»»

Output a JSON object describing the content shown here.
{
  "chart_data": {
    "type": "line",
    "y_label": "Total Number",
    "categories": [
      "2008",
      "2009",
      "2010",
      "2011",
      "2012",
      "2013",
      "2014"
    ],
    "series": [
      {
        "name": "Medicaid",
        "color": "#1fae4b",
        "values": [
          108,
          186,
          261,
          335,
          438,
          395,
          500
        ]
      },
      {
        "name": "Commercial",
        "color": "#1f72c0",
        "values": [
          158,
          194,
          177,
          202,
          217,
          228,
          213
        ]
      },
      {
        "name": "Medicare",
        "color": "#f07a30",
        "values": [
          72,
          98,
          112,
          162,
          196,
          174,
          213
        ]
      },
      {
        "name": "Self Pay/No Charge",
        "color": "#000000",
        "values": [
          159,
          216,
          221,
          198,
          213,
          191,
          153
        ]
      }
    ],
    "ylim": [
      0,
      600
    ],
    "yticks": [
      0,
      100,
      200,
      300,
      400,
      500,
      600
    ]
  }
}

««

Pull out all lines from the entries above in which the word "color" appears.

        "color": "#1fae4b",
        "color": "#1f72c0",
        "color": "#f07a30",
        "color": "#000000",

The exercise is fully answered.